§ **DIRECTIVE**:
All the data must come back unchanged, except that pictures are left out.

<<<<

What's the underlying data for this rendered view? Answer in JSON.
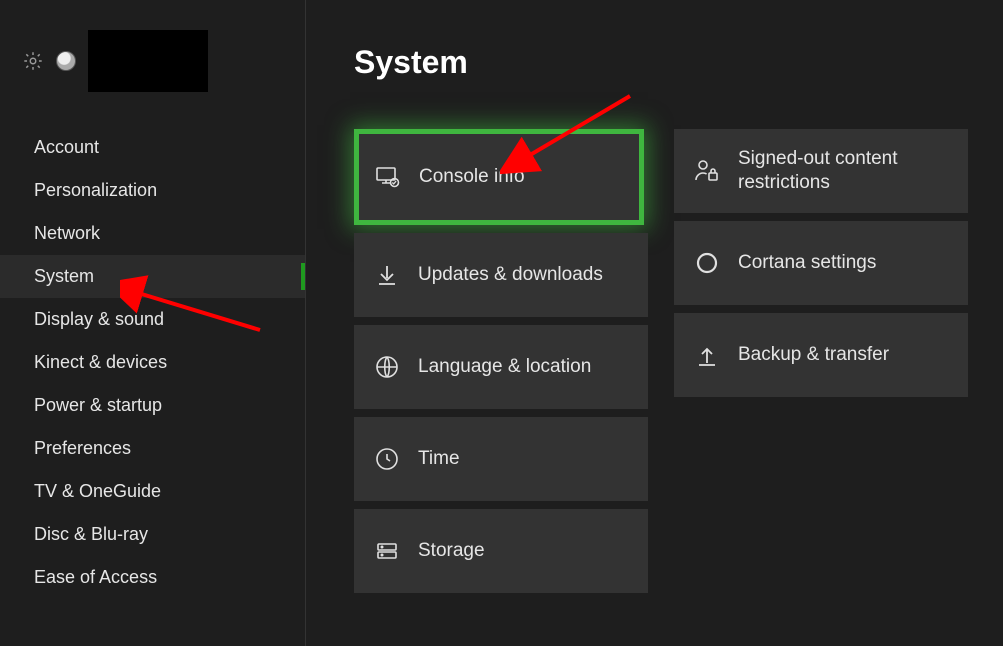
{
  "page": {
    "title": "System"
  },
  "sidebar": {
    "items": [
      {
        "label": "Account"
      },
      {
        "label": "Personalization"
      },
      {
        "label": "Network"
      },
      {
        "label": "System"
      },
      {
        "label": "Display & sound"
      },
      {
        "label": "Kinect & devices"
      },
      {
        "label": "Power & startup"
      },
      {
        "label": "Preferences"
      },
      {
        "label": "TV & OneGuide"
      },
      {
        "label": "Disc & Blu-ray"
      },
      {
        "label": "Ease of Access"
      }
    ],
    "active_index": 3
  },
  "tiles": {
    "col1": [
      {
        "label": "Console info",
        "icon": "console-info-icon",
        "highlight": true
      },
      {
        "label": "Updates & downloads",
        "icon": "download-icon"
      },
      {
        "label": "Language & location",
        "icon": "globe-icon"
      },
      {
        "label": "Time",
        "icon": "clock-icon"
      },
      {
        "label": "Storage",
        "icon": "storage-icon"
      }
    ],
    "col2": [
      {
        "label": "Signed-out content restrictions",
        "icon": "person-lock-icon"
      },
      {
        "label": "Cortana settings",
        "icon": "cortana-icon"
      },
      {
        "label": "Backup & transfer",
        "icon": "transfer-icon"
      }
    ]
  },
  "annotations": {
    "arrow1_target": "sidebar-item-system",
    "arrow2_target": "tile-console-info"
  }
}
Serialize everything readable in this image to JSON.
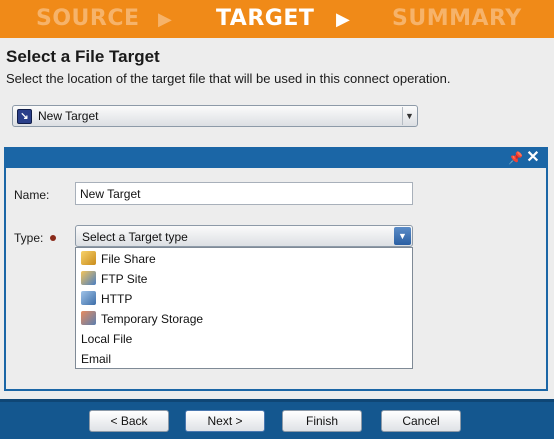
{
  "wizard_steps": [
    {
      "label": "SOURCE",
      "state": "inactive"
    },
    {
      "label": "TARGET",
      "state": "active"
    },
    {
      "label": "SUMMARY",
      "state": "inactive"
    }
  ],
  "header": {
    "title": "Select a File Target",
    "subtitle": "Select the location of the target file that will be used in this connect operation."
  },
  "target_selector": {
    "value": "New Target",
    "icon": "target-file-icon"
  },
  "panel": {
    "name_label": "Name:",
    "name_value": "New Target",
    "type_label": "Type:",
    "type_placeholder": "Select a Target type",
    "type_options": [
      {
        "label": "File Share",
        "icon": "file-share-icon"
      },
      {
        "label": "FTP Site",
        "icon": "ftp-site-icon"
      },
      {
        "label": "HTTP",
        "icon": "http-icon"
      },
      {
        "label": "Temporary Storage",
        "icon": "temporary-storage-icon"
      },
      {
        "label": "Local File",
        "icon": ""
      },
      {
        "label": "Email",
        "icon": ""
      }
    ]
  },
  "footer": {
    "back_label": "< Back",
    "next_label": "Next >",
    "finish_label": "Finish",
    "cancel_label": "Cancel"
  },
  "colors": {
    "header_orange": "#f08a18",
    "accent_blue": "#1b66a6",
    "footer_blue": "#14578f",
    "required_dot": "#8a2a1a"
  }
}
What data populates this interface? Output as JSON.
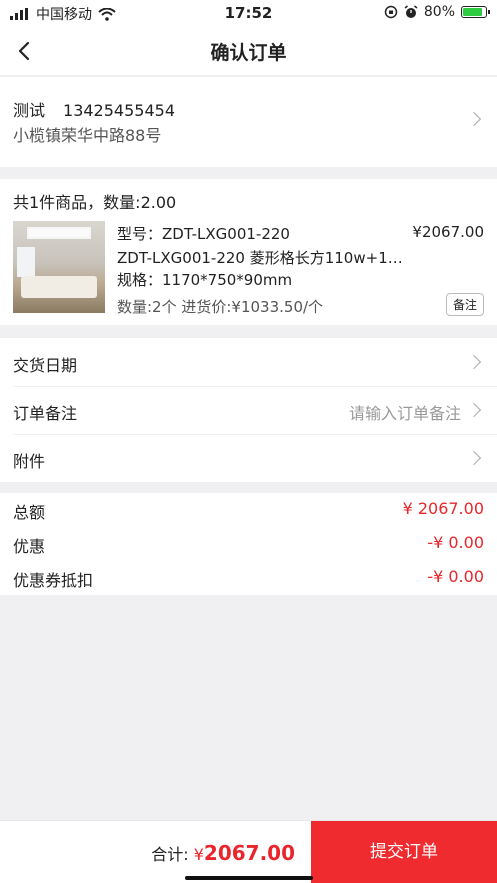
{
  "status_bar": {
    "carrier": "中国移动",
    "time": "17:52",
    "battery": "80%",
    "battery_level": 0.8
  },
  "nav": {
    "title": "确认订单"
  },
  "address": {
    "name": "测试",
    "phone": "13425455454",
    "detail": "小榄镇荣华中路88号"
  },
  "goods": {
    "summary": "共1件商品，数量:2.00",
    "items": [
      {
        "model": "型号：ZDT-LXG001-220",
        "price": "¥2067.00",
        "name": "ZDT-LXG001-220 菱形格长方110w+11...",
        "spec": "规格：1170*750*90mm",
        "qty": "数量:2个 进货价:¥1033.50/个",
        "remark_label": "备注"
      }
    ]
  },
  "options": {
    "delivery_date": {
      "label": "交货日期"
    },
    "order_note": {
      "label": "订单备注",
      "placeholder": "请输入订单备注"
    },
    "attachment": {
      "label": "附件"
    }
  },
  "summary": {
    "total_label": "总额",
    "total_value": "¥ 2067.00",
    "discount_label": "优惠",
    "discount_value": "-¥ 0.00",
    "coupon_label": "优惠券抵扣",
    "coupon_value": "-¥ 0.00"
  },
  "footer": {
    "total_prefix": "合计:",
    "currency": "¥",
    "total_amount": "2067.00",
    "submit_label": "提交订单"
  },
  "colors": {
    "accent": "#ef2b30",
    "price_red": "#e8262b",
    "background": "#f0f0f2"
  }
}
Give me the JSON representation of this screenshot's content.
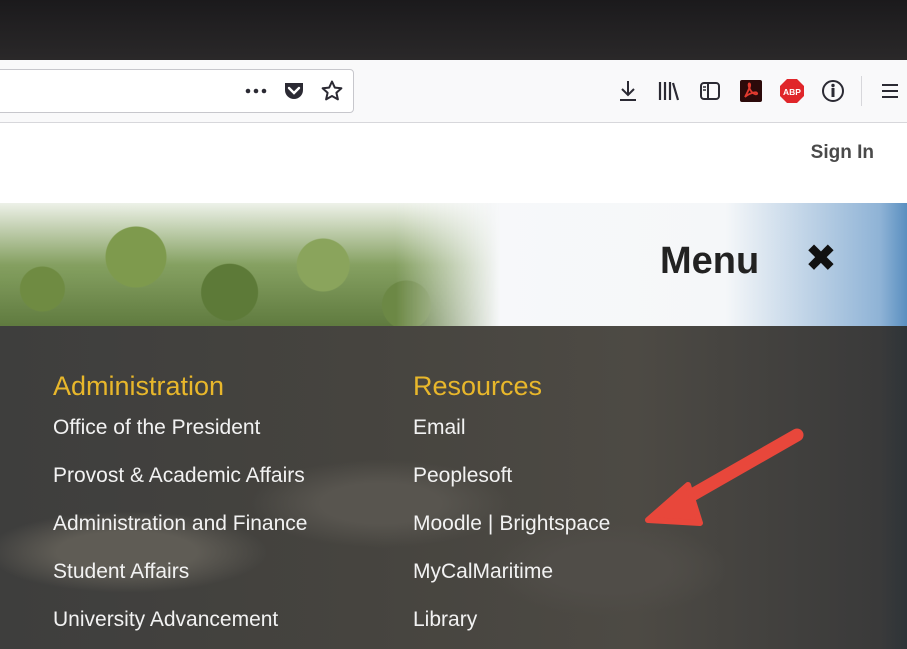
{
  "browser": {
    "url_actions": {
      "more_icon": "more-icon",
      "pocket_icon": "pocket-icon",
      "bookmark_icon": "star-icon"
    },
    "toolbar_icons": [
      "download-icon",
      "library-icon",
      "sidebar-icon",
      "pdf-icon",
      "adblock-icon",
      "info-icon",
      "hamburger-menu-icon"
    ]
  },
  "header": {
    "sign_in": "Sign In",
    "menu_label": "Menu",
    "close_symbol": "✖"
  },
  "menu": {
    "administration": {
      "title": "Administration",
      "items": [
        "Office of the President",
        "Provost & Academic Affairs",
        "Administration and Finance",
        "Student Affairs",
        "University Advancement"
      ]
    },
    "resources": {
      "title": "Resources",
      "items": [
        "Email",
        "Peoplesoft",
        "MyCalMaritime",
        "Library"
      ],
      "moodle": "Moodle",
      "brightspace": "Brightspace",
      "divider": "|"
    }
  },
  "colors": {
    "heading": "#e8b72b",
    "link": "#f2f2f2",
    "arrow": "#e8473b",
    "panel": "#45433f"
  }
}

>>>>

§ **SOLUTION TO THE EXERCISE**:
What's the underlying data for this rendered view? Answer in JSON.
{
  "page": {
    "title": "System"
  },
  "sidebar": {
    "items": [
      {
        "label": "Account"
      },
      {
        "label": "Personalization"
      },
      {
        "label": "Network"
      },
      {
        "label": "System"
      },
      {
        "label": "Display & sound"
      },
      {
        "label": "Kinect & devices"
      },
      {
        "label": "Power & startup"
      },
      {
        "label": "Preferences"
      },
      {
        "label": "TV & OneGuide"
      },
      {
        "label": "Disc & Blu-ray"
      },
      {
        "label": "Ease of Access"
      }
    ],
    "active_index": 3
  },
  "tiles": {
    "col1": [
      {
        "label": "Console info",
        "icon": "console-info-icon",
        "highlight": true
      },
      {
        "label": "Updates & downloads",
        "icon": "download-icon"
      },
      {
        "label": "Language & location",
        "icon": "globe-icon"
      },
      {
        "label": "Time",
        "icon": "clock-icon"
      },
      {
        "label": "Storage",
        "icon": "storage-icon"
      }
    ],
    "col2": [
      {
        "label": "Signed-out content restrictions",
        "icon": "person-lock-icon"
      },
      {
        "label": "Cortana settings",
        "icon": "cortana-icon"
      },
      {
        "label": "Backup & transfer",
        "icon": "transfer-icon"
      }
    ]
  },
  "annotations": {
    "arrow1_target": "sidebar-item-system",
    "arrow2_target": "tile-console-info"
  }
}
Serialize everything readable in this image to JSON.
{
  "wizard_steps": [
    {
      "label": "SOURCE",
      "state": "inactive"
    },
    {
      "label": "TARGET",
      "state": "active"
    },
    {
      "label": "SUMMARY",
      "state": "inactive"
    }
  ],
  "header": {
    "title": "Select a File Target",
    "subtitle": "Select the location of the target file that will be used in this connect operation."
  },
  "target_selector": {
    "value": "New Target",
    "icon": "target-file-icon"
  },
  "panel": {
    "name_label": "Name:",
    "name_value": "New Target",
    "type_label": "Type:",
    "type_placeholder": "Select a Target type",
    "type_options": [
      {
        "label": "File Share",
        "icon": "file-share-icon"
      },
      {
        "label": "FTP Site",
        "icon": "ftp-site-icon"
      },
      {
        "label": "HTTP",
        "icon": "http-icon"
      },
      {
        "label": "Temporary Storage",
        "icon": "temporary-storage-icon"
      },
      {
        "label": "Local File",
        "icon": ""
      },
      {
        "label": "Email",
        "icon": ""
      }
    ]
  },
  "footer": {
    "back_label": "< Back",
    "next_label": "Next >",
    "finish_label": "Finish",
    "cancel_label": "Cancel"
  },
  "colors": {
    "header_orange": "#f08a18",
    "accent_blue": "#1b66a6",
    "footer_blue": "#14578f",
    "required_dot": "#8a2a1a"
  }
}
What data populates this interface? Output as JSON.
{
  "status_bar": {
    "carrier": "中国移动",
    "time": "17:52",
    "battery": "80%",
    "battery_level": 0.8
  },
  "nav": {
    "title": "确认订单"
  },
  "address": {
    "name": "测试",
    "phone": "13425455454",
    "detail": "小榄镇荣华中路88号"
  },
  "goods": {
    "summary": "共1件商品，数量:2.00",
    "items": [
      {
        "model": "型号：ZDT-LXG001-220",
        "price": "¥2067.00",
        "name": "ZDT-LXG001-220 菱形格长方110w+11...",
        "spec": "规格：1170*750*90mm",
        "qty": "数量:2个 进货价:¥1033.50/个",
        "remark_label": "备注"
      }
    ]
  },
  "options": {
    "delivery_date": {
      "label": "交货日期"
    },
    "order_note": {
      "label": "订单备注",
      "placeholder": "请输入订单备注"
    },
    "attachment": {
      "label": "附件"
    }
  },
  "summary": {
    "total_label": "总额",
    "total_value": "¥ 2067.00",
    "discount_label": "优惠",
    "discount_value": "-¥ 0.00",
    "coupon_label": "优惠券抵扣",
    "coupon_value": "-¥ 0.00"
  },
  "footer": {
    "total_prefix": "合计:",
    "currency": "¥",
    "total_amount": "2067.00",
    "submit_label": "提交订单"
  },
  "colors": {
    "accent": "#ef2b30",
    "price_red": "#e8262b",
    "background": "#f0f0f2"
  }
}
Give me the JSON representation of this screenshot's content.
{
  "browser": {
    "url_actions": {
      "more_icon": "more-icon",
      "pocket_icon": "pocket-icon",
      "bookmark_icon": "star-icon"
    },
    "toolbar_icons": [
      "download-icon",
      "library-icon",
      "sidebar-icon",
      "pdf-icon",
      "adblock-icon",
      "info-icon",
      "hamburger-menu-icon"
    ]
  },
  "header": {
    "sign_in": "Sign In",
    "menu_label": "Menu",
    "close_symbol": "✖"
  },
  "menu": {
    "administration": {
      "title": "Administration",
      "items": [
        "Office of the President",
        "Provost & Academic Affairs",
        "Administration and Finance",
        "Student Affairs",
        "University Advancement"
      ]
    },
    "resources": {
      "title": "Resources",
      "items": [
        "Email",
        "Peoplesoft",
        "MyCalMaritime",
        "Library"
      ],
      "moodle": "Moodle",
      "brightspace": "Brightspace",
      "divider": "|"
    }
  },
  "colors": {
    "heading": "#e8b72b",
    "link": "#f2f2f2",
    "arrow": "#e8473b",
    "panel": "#45433f"
  }
}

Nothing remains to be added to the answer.